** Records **
= = =
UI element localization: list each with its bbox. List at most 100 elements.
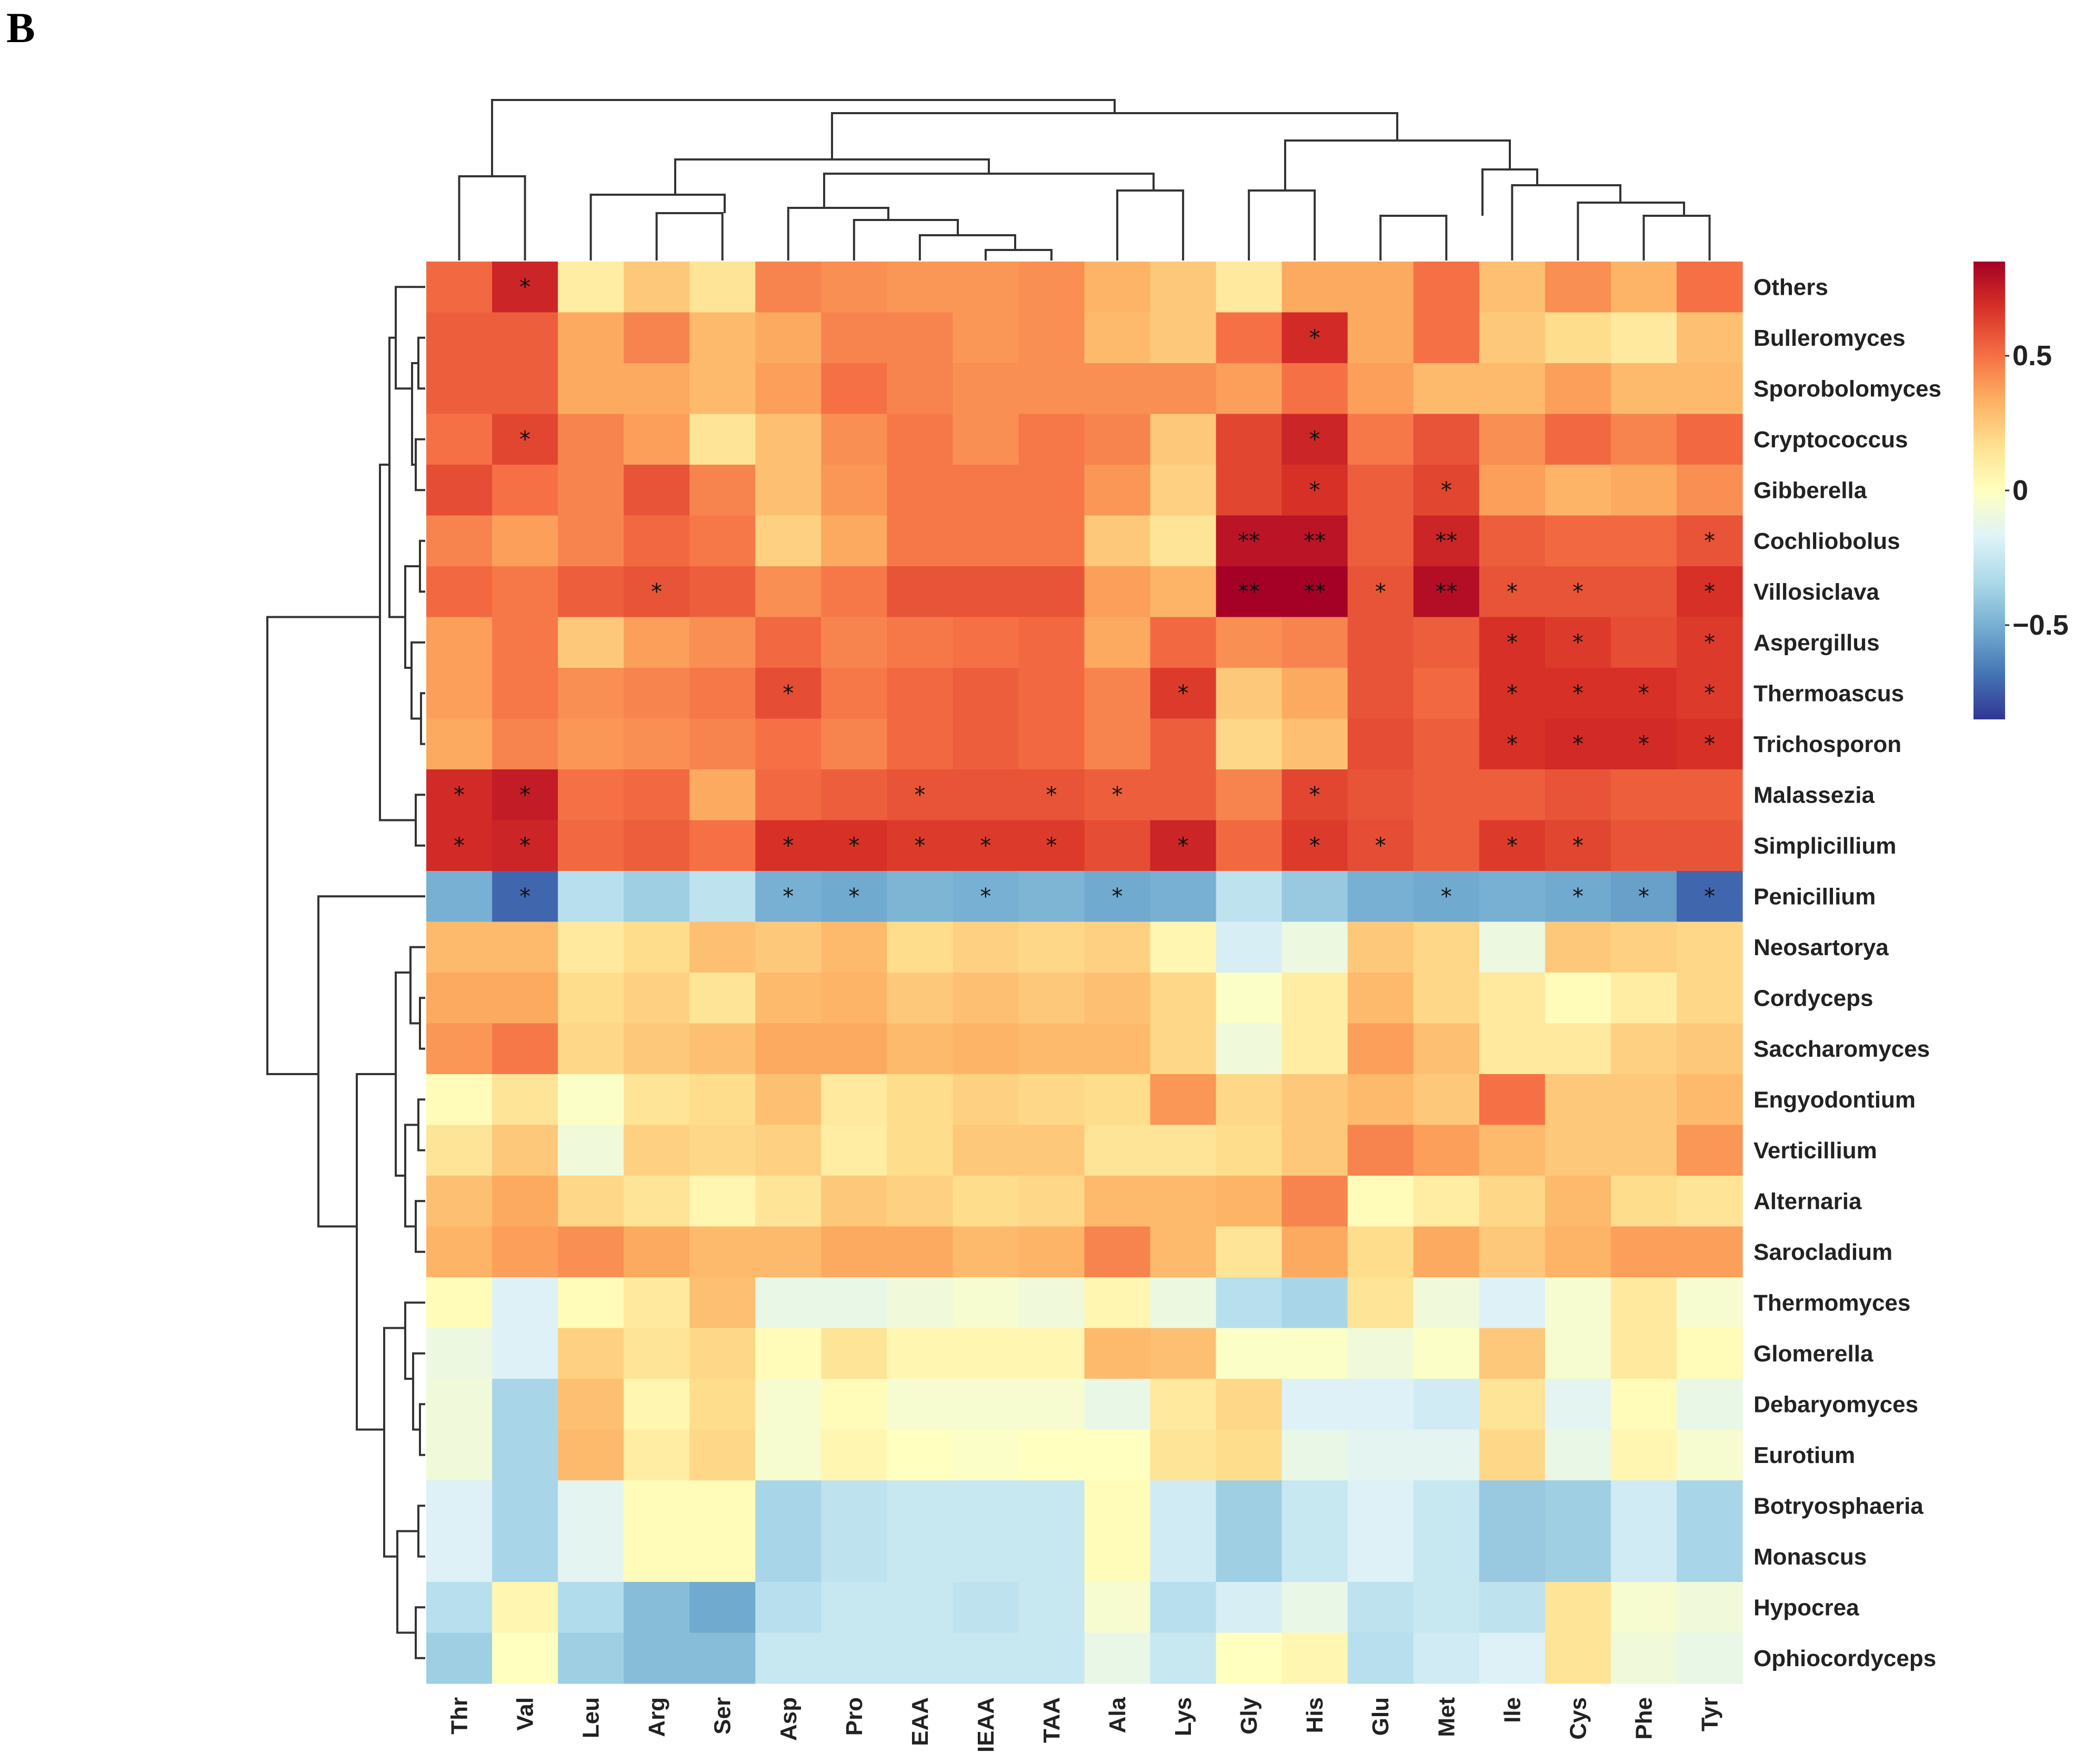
heatmap-cell [624,1176,690,1227]
heatmap-cell [426,1379,493,1430]
heatmap-cell [953,515,1019,567]
significance-mark: * [1572,629,1584,655]
column-dendrogram-link [1248,189,1316,260]
heatmap-cell [1150,668,1217,719]
column-dendrogram-link [1577,202,1685,260]
heatmap-cell [1610,1074,1677,1126]
row-dendrogram-link [420,692,425,745]
heatmap-cell [887,921,953,973]
heatmap-cell [1676,1429,1743,1481]
column-label: EAA [907,1697,933,1746]
heatmap-cell [426,1531,493,1582]
heatmap-cell [953,1226,1019,1278]
heatmap-cell [1018,515,1085,567]
heatmap-cell [1610,1480,1677,1532]
heatmap-cell [1216,871,1283,923]
heatmap-cell [492,921,558,973]
column-dendrogram-link [1481,168,1538,216]
row-dendrogram-link [415,1200,425,1253]
heatmap-cell [1281,465,1348,516]
heatmap-cell [1281,1429,1348,1481]
heatmap-cell [1216,1429,1283,1481]
heatmap-cell [1347,1379,1414,1430]
heatmap-cell [1413,363,1480,415]
heatmap-cell [689,566,756,618]
heatmap-cell [953,1328,1019,1379]
heatmap-cell [1216,1023,1283,1075]
heatmap-cell [887,1328,953,1379]
row-dendrogram-link [388,336,405,618]
heatmap-cell [624,465,690,516]
column-label: Asp [776,1697,801,1741]
column-labels: Thr Val Leu Arg Ser Asp Pro EAA IEAA TAA Ala Lys Gly… [447,1697,1723,1752]
row-label: Botryosphaeria [1754,1493,1923,1519]
heatmap-cell [1150,617,1217,668]
heatmap-cell [953,262,1019,313]
heatmap-cell [953,617,1019,668]
heatmap-cell [1413,465,1480,516]
heatmap-cell [426,1125,493,1176]
column-label: Arg [644,1697,670,1737]
heatmap-cell [821,515,887,567]
row-label: Malassezia [1754,782,1875,808]
heatmap-cell [1413,617,1480,668]
row-label: Simplicillium [1754,833,1896,859]
heatmap-cell [755,1582,821,1633]
heatmap-cell [1084,820,1151,871]
heatmap-cell [1018,414,1085,465]
column-dendrogram-link [823,173,1155,208]
heatmap-cell [1216,1176,1283,1227]
heatmap-cell [689,363,756,415]
heatmap-cell [689,1226,756,1278]
heatmap-cell [1479,1531,1546,1582]
heatmap-cell [492,465,558,516]
heatmap-cell [1216,1480,1283,1532]
heatmap-cell [426,1582,493,1633]
significance-mark: ** [1435,528,1457,554]
heatmap-cell [755,1125,821,1176]
heatmap-cell [821,465,887,516]
heatmap-cell [887,1582,953,1633]
row-label: Saccharomyces [1754,1036,1930,1062]
heatmap-cell [1479,1379,1546,1430]
heatmap-cell [1018,312,1085,364]
heatmap-cell [1347,1328,1414,1379]
heatmap-cell [1413,262,1480,313]
heatmap-cell [689,1176,756,1227]
heatmap-cell [821,617,887,668]
heatmap-cell [1676,363,1743,415]
heatmap-cell [1479,921,1546,973]
row-label: Others [1754,274,1828,300]
heatmap-cell [1413,1531,1480,1582]
column-dendrogram-link [1116,189,1185,260]
heatmap-cell [1413,871,1480,923]
heatmap-cell [426,1277,493,1329]
heatmap-cell [1413,718,1480,770]
row-label: Cochliobolus [1754,528,1900,554]
column-label: Pro [841,1697,867,1736]
significance-mark: * [1309,833,1320,858]
heatmap-cell [1216,973,1283,1024]
heatmap-cell [1347,312,1414,364]
heatmap-cell [1281,871,1348,923]
heatmap-cell [426,465,493,516]
heatmap-cell [821,566,887,618]
heatmap-cell [1545,1277,1611,1329]
heatmap-cell [1150,515,1217,567]
heatmap-cell [426,1226,493,1278]
heatmap-cell [1150,1429,1217,1481]
heatmap-cell [821,1429,887,1481]
heatmap-cell [1018,1480,1085,1532]
color-legend: 0.5 0 −0.5 [1973,262,2069,719]
heatmap-cell [1150,1632,1217,1684]
heatmap-cell [1676,1176,1743,1227]
heatmap-cell [426,668,493,719]
row-label: Penicillium [1754,884,1876,909]
heatmap-cell [1479,1429,1546,1481]
heatmap-cell [1347,465,1414,516]
heatmap-cell [1150,1480,1217,1532]
heatmap-cell [1150,1582,1217,1633]
heatmap-cell [624,921,690,973]
heatmap-cell [1281,617,1348,668]
row-label: Hypocrea [1754,1595,1859,1620]
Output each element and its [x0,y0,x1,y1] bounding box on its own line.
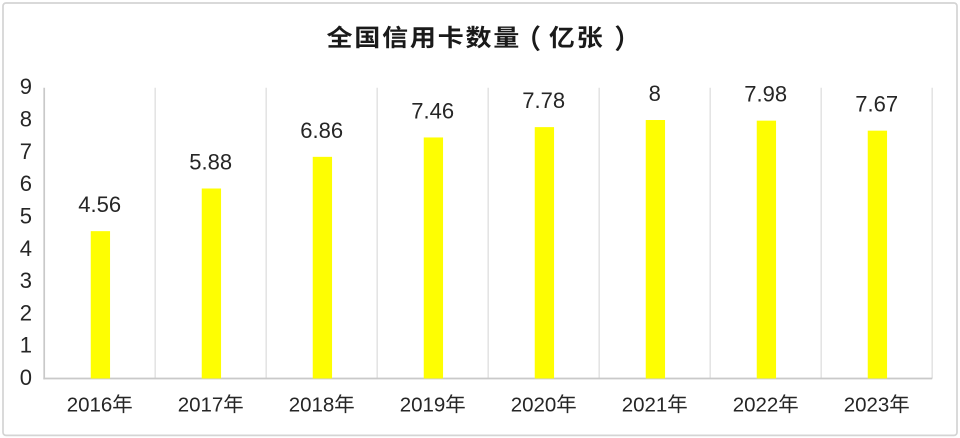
svg-text:2023: 2023 [844,394,890,417]
svg-text:8: 8 [649,81,661,106]
svg-text:2020: 2020 [511,394,557,417]
svg-text:1: 1 [20,333,32,358]
svg-text:2017: 2017 [178,394,224,417]
svg-text:6: 6 [20,171,32,196]
svg-text:6.86: 6.86 [300,118,343,143]
svg-text:9: 9 [20,74,32,99]
svg-text:3: 3 [20,268,32,293]
svg-text:7: 7 [20,139,32,164]
svg-text:4.56: 4.56 [78,192,121,217]
svg-text:5: 5 [20,203,32,228]
svg-text:7.98: 7.98 [744,82,787,107]
svg-text:2021: 2021 [622,394,668,417]
svg-text:2018: 2018 [289,394,335,417]
svg-text:5.88: 5.88 [189,150,232,175]
svg-text:0: 0 [20,365,32,390]
svg-text:4: 4 [20,236,32,261]
svg-text:7.46: 7.46 [411,99,454,124]
svg-text:2: 2 [20,300,32,325]
svg-text:7.67: 7.67 [855,92,898,117]
svg-text:2019: 2019 [400,394,446,417]
svg-text:2022: 2022 [733,394,779,417]
svg-text:7.78: 7.78 [522,88,565,113]
svg-text:2016: 2016 [67,394,113,417]
svg-text:8: 8 [20,107,32,132]
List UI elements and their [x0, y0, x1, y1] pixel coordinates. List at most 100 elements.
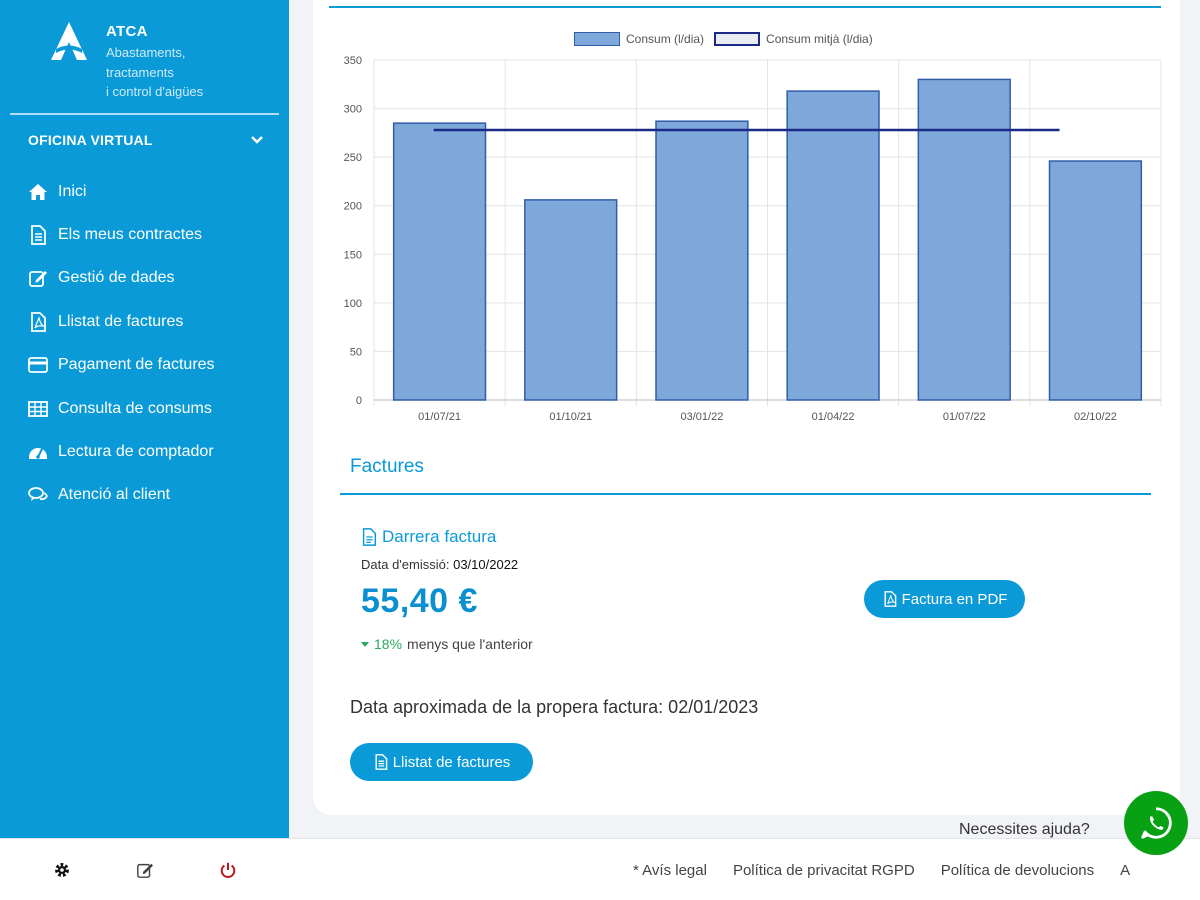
footer-link-privacitat[interactable]: Política de privacitat RGPD	[732, 862, 915, 879]
oficina-virtual-toggle[interactable]: OFICINA VIRTUAL	[28, 128, 264, 152]
credit-card-icon	[28, 357, 48, 374]
sidebar-menu: Inici Els meus contractes Gestió de dade…	[28, 170, 278, 517]
chart-legend: Consum (l/dia) Consum mitjà (l/dia)	[574, 32, 873, 46]
y-tick-label: 50	[350, 346, 362, 358]
x-tick-label: 01/04/22	[812, 411, 855, 423]
sidebar-item-lectura[interactable]: Lectura de comptador	[28, 430, 278, 473]
y-tick-label: 100	[344, 298, 362, 310]
x-tick-label: 02/10/22	[1074, 411, 1117, 423]
sidebar: ATCA Abastaments, tractaments i control …	[0, 0, 289, 838]
brand-subtitle-line: i control d'aigües	[106, 84, 204, 99]
sidebar-item-consums[interactable]: Consulta de consums	[28, 387, 278, 430]
pdf-icon	[884, 591, 896, 607]
document-icon	[31, 225, 46, 245]
sidebar-item-gestio-dades[interactable]: Gestió de dades	[28, 257, 278, 300]
home-icon	[29, 183, 47, 200]
edit-icon	[136, 863, 153, 878]
list-button-label: Llistat de factures	[392, 753, 511, 771]
last-invoice-link[interactable]: Darrera factura	[360, 527, 496, 547]
legend-label: Consum (l/dia)	[626, 32, 705, 46]
document-icon	[375, 754, 388, 770]
y-tick-label: 300	[344, 104, 362, 116]
atca-logo-icon	[51, 22, 87, 60]
sidebar-item-inici[interactable]: Inici	[28, 170, 278, 213]
x-tick-label: 01/07/21	[418, 411, 461, 423]
top-divider	[329, 6, 1161, 8]
x-tick-label: 01/07/22	[943, 411, 986, 423]
chat-icon	[28, 487, 48, 502]
sidebar-item-label: Pagament de factures	[58, 356, 215, 374]
bar	[1048, 160, 1143, 401]
invoice-list-button[interactable]: Llistat de factures	[350, 743, 533, 781]
emission-label: Data d'emissió:	[361, 557, 450, 572]
brand-subtitle-line: Abastaments,	[106, 45, 186, 60]
y-tick-label: 200	[344, 201, 362, 213]
whatsapp-button[interactable]	[1124, 791, 1188, 855]
sidebar-item-label: Lectura de comptador	[58, 443, 214, 461]
invoice-amount: 55,40 €	[361, 582, 478, 620]
legend-swatch-bar	[574, 32, 620, 46]
trend-percentage: 18%	[374, 636, 403, 652]
y-tick-label: 0	[356, 395, 362, 407]
footer-link-avis-legal[interactable]: * Avís legal	[633, 862, 707, 879]
footer-links: * Avís legal Política de privacitat RGPD…	[633, 862, 1130, 879]
legend-item-consum[interactable]: Consum (l/dia)	[574, 32, 704, 46]
section-divider	[340, 493, 1151, 495]
sidebar-item-label: Llistat de factures	[58, 312, 184, 330]
brand-logo[interactable]: ATCA Abastaments, tractaments i control …	[48, 20, 278, 104]
sidebar-item-label: Els meus contractes	[58, 226, 203, 244]
sidebar-item-llistat-factures[interactable]: Llistat de factures	[28, 300, 278, 343]
legend-item-consum-mitja[interactable]: Consum mitjà (l/dia)	[714, 32, 873, 46]
whatsapp-icon	[1141, 807, 1172, 839]
settings-button[interactable]	[51, 859, 73, 881]
sidebar-item-atencio[interactable]: Atenció al client	[28, 474, 278, 517]
brand-subtitle: Abastaments, tractaments i control d'aig…	[106, 43, 266, 102]
sidebar-item-label: Inici	[58, 182, 87, 200]
sidebar-toolbar	[0, 838, 289, 900]
sidebar-item-label: Consulta de consums	[58, 399, 212, 417]
pdf-icon	[31, 311, 46, 332]
legend-label: Consum mitjà (l/dia)	[766, 32, 873, 46]
sidebar-item-pagament[interactable]: Pagament de factures	[28, 344, 278, 387]
bar	[655, 120, 749, 401]
sidebar-item-label: Gestió de dades	[58, 269, 175, 287]
brand-subtitle-line: tractaments	[106, 64, 174, 80]
caret-down-icon	[361, 641, 369, 647]
help-text: Necessites ajuda?	[959, 821, 1090, 838]
document-icon	[362, 528, 377, 546]
footer-link-more[interactable]: A	[1120, 862, 1131, 879]
pdf-button-label: Factura en PDF	[901, 590, 1008, 608]
bar	[392, 122, 487, 401]
emission-date-value: 03/10/2022	[453, 557, 519, 572]
next-invoice-date: Data aproximada de la propera factura: 0…	[350, 697, 759, 717]
chevron-down-icon	[251, 136, 263, 144]
footer	[289, 838, 1200, 900]
footer-link-devolucions[interactable]: Política de devolucions	[940, 862, 1095, 879]
brand-name: ATCA	[106, 23, 148, 40]
logout-button[interactable]	[217, 859, 239, 881]
legend-swatch-line	[714, 32, 761, 46]
table-icon	[28, 400, 48, 417]
oficina-virtual-label: OFICINA VIRTUAL	[28, 132, 153, 148]
edit-profile-button[interactable]	[134, 859, 156, 881]
x-tick-label: 01/10/21	[549, 411, 592, 423]
edit-icon	[29, 271, 47, 288]
y-tick-label: 150	[344, 249, 362, 261]
x-tick-label: 03/01/22	[681, 411, 724, 423]
trend-text: menys que l'anterior	[407, 636, 533, 652]
y-tick-label: 250	[344, 152, 362, 164]
y-tick-label: 350	[344, 55, 362, 67]
consumption-chart: 0 50 100 150 200 250 300 350 01/07/21 01/10/21 03/…	[344, 55, 1162, 423]
power-icon	[220, 862, 235, 878]
bar	[524, 199, 618, 401]
sidebar-item-contractes[interactable]: Els meus contractes	[28, 213, 278, 256]
bar	[786, 90, 880, 401]
invoice-trend: 18% menys que l'anterior	[361, 636, 533, 652]
invoice-pdf-button[interactable]: Factura en PDF	[864, 580, 1025, 618]
gear-icon	[54, 862, 69, 877]
last-invoice-label: Darrera factura	[382, 527, 497, 546]
gauge-icon	[29, 448, 47, 460]
sidebar-divider	[10, 113, 279, 115]
bar	[917, 78, 1011, 401]
emission-date: Data d'emissió: 03/10/2022	[361, 557, 518, 572]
= = =
** What you have to do **
Filter the data above, keeping every line that contains the string "last". Matching is case-sensitive.

** Answer to this problem **
last-invoice-link[interactable]: Darrera factura	[360, 527, 496, 547]
last-invoice-label: Darrera factura	[382, 527, 497, 546]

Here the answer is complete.